Task brief: The data below should be printed in full, exactly, and without any of its images.

Excerpted data:
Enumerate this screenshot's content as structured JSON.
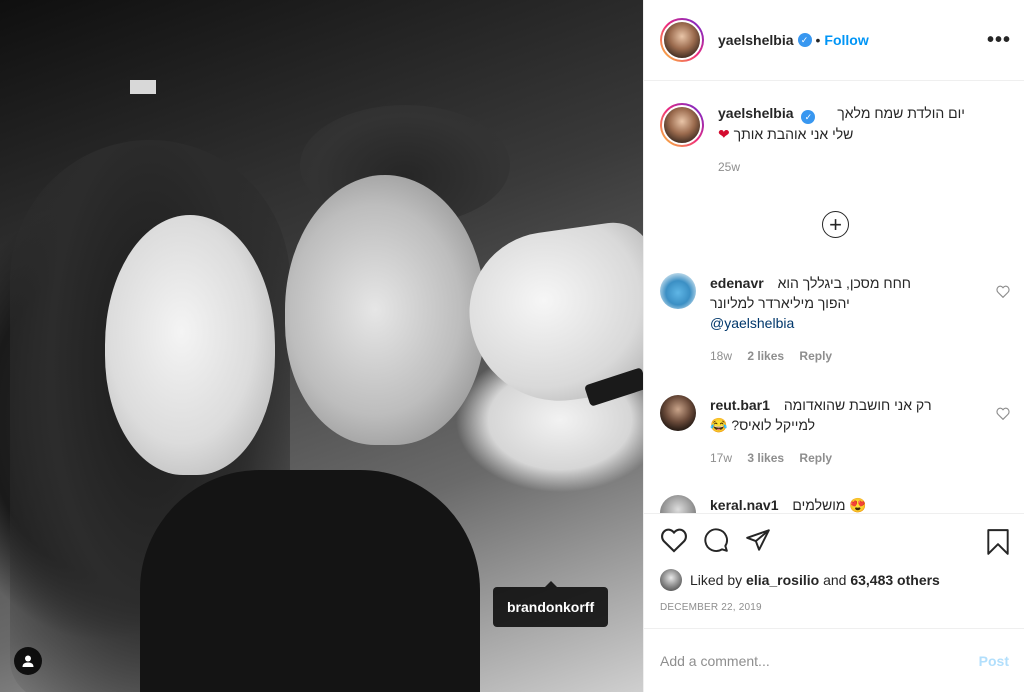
{
  "photo": {
    "tagged_user": "brandonkorff"
  },
  "header": {
    "username": "yaelshelbia",
    "separator": "•",
    "follow_label": "Follow",
    "more_label": "•••"
  },
  "caption": {
    "username": "yaelshelbia",
    "text_line1": "יום הולדת שמח מלאך",
    "text_line2": "שלי אני אוהבת אותך",
    "emoji": "❤",
    "age": "25w"
  },
  "load_more": {
    "label": "+"
  },
  "comments": [
    {
      "username": "edenavr",
      "text_line1": "חחח מסכן, ביגללך הוא",
      "text_line2": "יהפוך מיליארדר למליונר",
      "mention": "@yaelshelbia",
      "age": "18w",
      "likes": "2 likes",
      "reply": "Reply"
    },
    {
      "username": "reut.bar1",
      "text_line1": "רק אני חושבת שהואדומה",
      "text_line2": "?למייקל לואיס",
      "emoji": "😂",
      "age": "17w",
      "likes": "3 likes",
      "reply": "Reply"
    },
    {
      "username": "keral.nav1",
      "text_line1": "מושלמים",
      "emoji": "😍"
    }
  ],
  "actions": {
    "liked_by_prefix": "Liked by ",
    "liked_by_user": "elia_rosilio",
    "liked_by_and": " and ",
    "others": "63,483 others",
    "date": "DECEMBER 22, 2019"
  },
  "add_comment": {
    "placeholder": "Add a comment...",
    "post_label": "Post"
  },
  "colors": {
    "link_blue": "#0095f6",
    "verified_blue": "#3897f0",
    "heart_red": "#d40b2f",
    "muted": "#8e8e8e"
  },
  "icons": [
    "user-tag-icon",
    "verified-icon",
    "more-icon",
    "plus-circle-icon",
    "heart-icon",
    "comment-icon",
    "share-icon",
    "bookmark-icon"
  ]
}
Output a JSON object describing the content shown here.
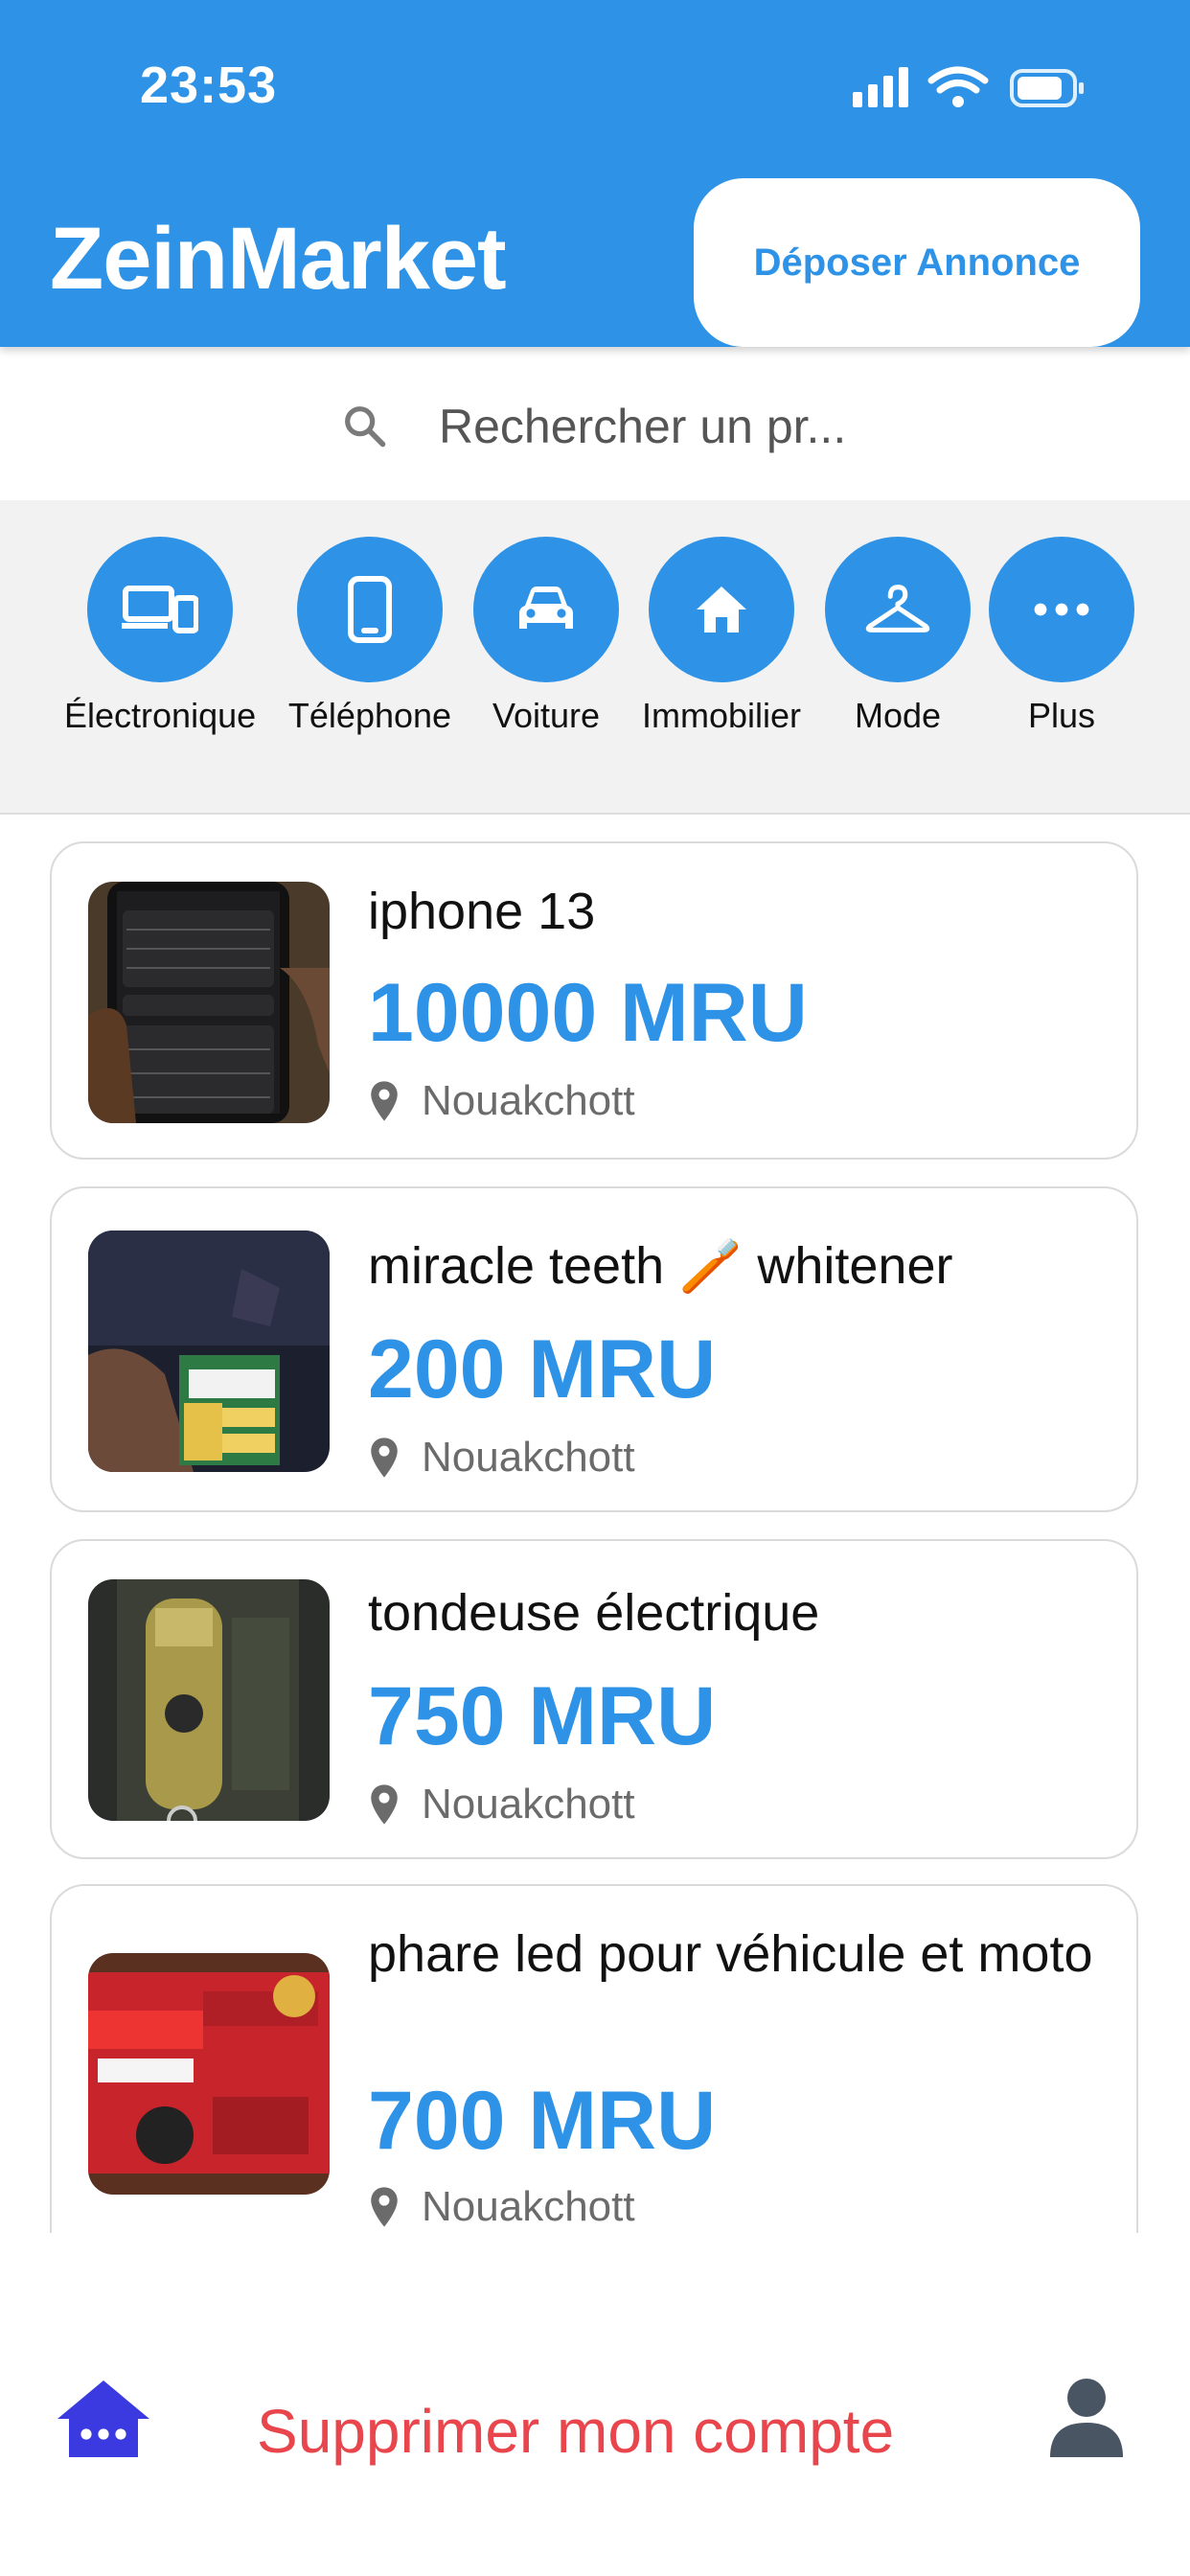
{
  "status_bar": {
    "time": "23:53"
  },
  "header": {
    "app_title": "ZeinMarket",
    "post_button_label": "Déposer Annonce"
  },
  "search": {
    "placeholder": "Rechercher un pr..."
  },
  "categories": [
    {
      "label": "Électronique",
      "icon": "devices-icon"
    },
    {
      "label": "Téléphone",
      "icon": "phone-icon"
    },
    {
      "label": "Voiture",
      "icon": "car-icon"
    },
    {
      "label": "Immobilier",
      "icon": "home-icon"
    },
    {
      "label": "Mode",
      "icon": "hanger-icon"
    },
    {
      "label": "Plus",
      "icon": "more-icon"
    }
  ],
  "listings": [
    {
      "title": "iphone 13",
      "price": "10000 MRU",
      "location": "Nouakchott"
    },
    {
      "title": "miracle teeth 🪥 whitener",
      "price": "200 MRU",
      "location": "Nouakchott"
    },
    {
      "title": "tondeuse électrique",
      "price": "750 MRU",
      "location": "Nouakchott"
    },
    {
      "title": "phare led pour véhicule et moto",
      "price": "700 MRU",
      "location": "Nouakchott"
    }
  ],
  "bottom_bar": {
    "delete_account_label": "Supprimer mon compte"
  },
  "colors": {
    "primary": "#2E93E6",
    "danger": "#E8454C",
    "home_icon": "#3A3AE0"
  }
}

Problem solution:
Enumerate this screenshot's content as structured JSON.
{
  "photo": {
    "tagged_user": "brandonkorff"
  },
  "header": {
    "username": "yaelshelbia",
    "separator": "•",
    "follow_label": "Follow",
    "more_label": "•••"
  },
  "caption": {
    "username": "yaelshelbia",
    "text_line1": "יום הולדת שמח מלאך",
    "text_line2": "שלי אני אוהבת אותך",
    "emoji": "❤",
    "age": "25w"
  },
  "load_more": {
    "label": "+"
  },
  "comments": [
    {
      "username": "edenavr",
      "text_line1": "חחח מסכן, ביגללך הוא",
      "text_line2": "יהפוך מיליארדר למליונר",
      "mention": "@yaelshelbia",
      "age": "18w",
      "likes": "2 likes",
      "reply": "Reply"
    },
    {
      "username": "reut.bar1",
      "text_line1": "רק אני חושבת שהואדומה",
      "text_line2": "?למייקל לואיס",
      "emoji": "😂",
      "age": "17w",
      "likes": "3 likes",
      "reply": "Reply"
    },
    {
      "username": "keral.nav1",
      "text_line1": "מושלמים",
      "emoji": "😍"
    }
  ],
  "actions": {
    "liked_by_prefix": "Liked by ",
    "liked_by_user": "elia_rosilio",
    "liked_by_and": " and ",
    "others": "63,483 others",
    "date": "DECEMBER 22, 2019"
  },
  "add_comment": {
    "placeholder": "Add a comment...",
    "post_label": "Post"
  },
  "colors": {
    "link_blue": "#0095f6",
    "verified_blue": "#3897f0",
    "heart_red": "#d40b2f",
    "muted": "#8e8e8e"
  },
  "icons": [
    "user-tag-icon",
    "verified-icon",
    "more-icon",
    "plus-circle-icon",
    "heart-icon",
    "comment-icon",
    "share-icon",
    "bookmark-icon"
  ]
}
Output a JSON object describing the content shown here.
{
  "status_bar": {
    "time": "23:53"
  },
  "header": {
    "app_title": "ZeinMarket",
    "post_button_label": "Déposer Annonce"
  },
  "search": {
    "placeholder": "Rechercher un pr..."
  },
  "categories": [
    {
      "label": "Électronique",
      "icon": "devices-icon"
    },
    {
      "label": "Téléphone",
      "icon": "phone-icon"
    },
    {
      "label": "Voiture",
      "icon": "car-icon"
    },
    {
      "label": "Immobilier",
      "icon": "home-icon"
    },
    {
      "label": "Mode",
      "icon": "hanger-icon"
    },
    {
      "label": "Plus",
      "icon": "more-icon"
    }
  ],
  "listings": [
    {
      "title": "iphone 13",
      "price": "10000 MRU",
      "location": "Nouakchott"
    },
    {
      "title": "miracle teeth 🪥 whitener",
      "price": "200 MRU",
      "location": "Nouakchott"
    },
    {
      "title": "tondeuse électrique",
      "price": "750 MRU",
      "location": "Nouakchott"
    },
    {
      "title": "phare led pour véhicule et moto",
      "price": "700 MRU",
      "location": "Nouakchott"
    }
  ],
  "bottom_bar": {
    "delete_account_label": "Supprimer mon compte"
  },
  "colors": {
    "primary": "#2E93E6",
    "danger": "#E8454C",
    "home_icon": "#3A3AE0"
  }
}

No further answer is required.